Extracted records:
** START **

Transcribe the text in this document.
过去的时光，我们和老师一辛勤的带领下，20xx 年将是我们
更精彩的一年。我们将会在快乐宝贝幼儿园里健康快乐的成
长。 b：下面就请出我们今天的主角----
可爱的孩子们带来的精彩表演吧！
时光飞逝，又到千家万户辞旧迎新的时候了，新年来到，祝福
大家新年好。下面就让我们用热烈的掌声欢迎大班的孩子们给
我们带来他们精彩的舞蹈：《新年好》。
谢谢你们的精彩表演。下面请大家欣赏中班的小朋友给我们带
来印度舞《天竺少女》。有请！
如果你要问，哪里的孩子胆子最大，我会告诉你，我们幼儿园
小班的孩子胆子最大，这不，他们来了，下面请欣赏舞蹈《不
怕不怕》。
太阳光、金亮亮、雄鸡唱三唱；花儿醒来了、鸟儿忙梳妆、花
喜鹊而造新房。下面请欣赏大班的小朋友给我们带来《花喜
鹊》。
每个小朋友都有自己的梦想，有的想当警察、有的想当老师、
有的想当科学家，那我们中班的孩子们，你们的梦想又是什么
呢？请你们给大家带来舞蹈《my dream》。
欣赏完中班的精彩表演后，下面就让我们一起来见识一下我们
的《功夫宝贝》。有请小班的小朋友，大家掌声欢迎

** END **

Short problem – All of the entries should be written out again exactly.

Complete output –
Transcribe the text in this document.
过去的时光，我们和老师一辛勤的带领下，20xx 年将是我们
更精彩的一年。我们将会在快乐宝贝幼儿园里健康快乐的成
长。 b：下面就请出我们今天的主角----
可爱的孩子们带来的精彩表演吧！
时光飞逝，又到千家万户辞旧迎新的时候了，新年来到，祝福
大家新年好。下面就让我们用热烈的掌声欢迎大班的孩子们给
我们带来他们精彩的舞蹈：《新年好》。
谢谢你们的精彩表演。下面请大家欣赏中班的小朋友给我们带
来印度舞《天竺少女》。有请！
如果你要问，哪里的孩子胆子最大，我会告诉你，我们幼儿园
小班的孩子胆子最大，这不，他们来了，下面请欣赏舞蹈《不
怕不怕》。
太阳光、金亮亮、雄鸡唱三唱；花儿醒来了、鸟儿忙梳妆、花
喜鹊而造新房。下面请欣赏大班的小朋友给我们带来《花喜
鹊》。
每个小朋友都有自己的梦想，有的想当警察、有的想当老师、
有的想当科学家，那我们中班的孩子们，你们的梦想又是什么
呢？请你们给大家带来舞蹈《my dream》。
欣赏完中班的精彩表演后，下面就让我们一起来见识一下我们
的《功夫宝贝》。有请小班的小朋友，大家掌声欢迎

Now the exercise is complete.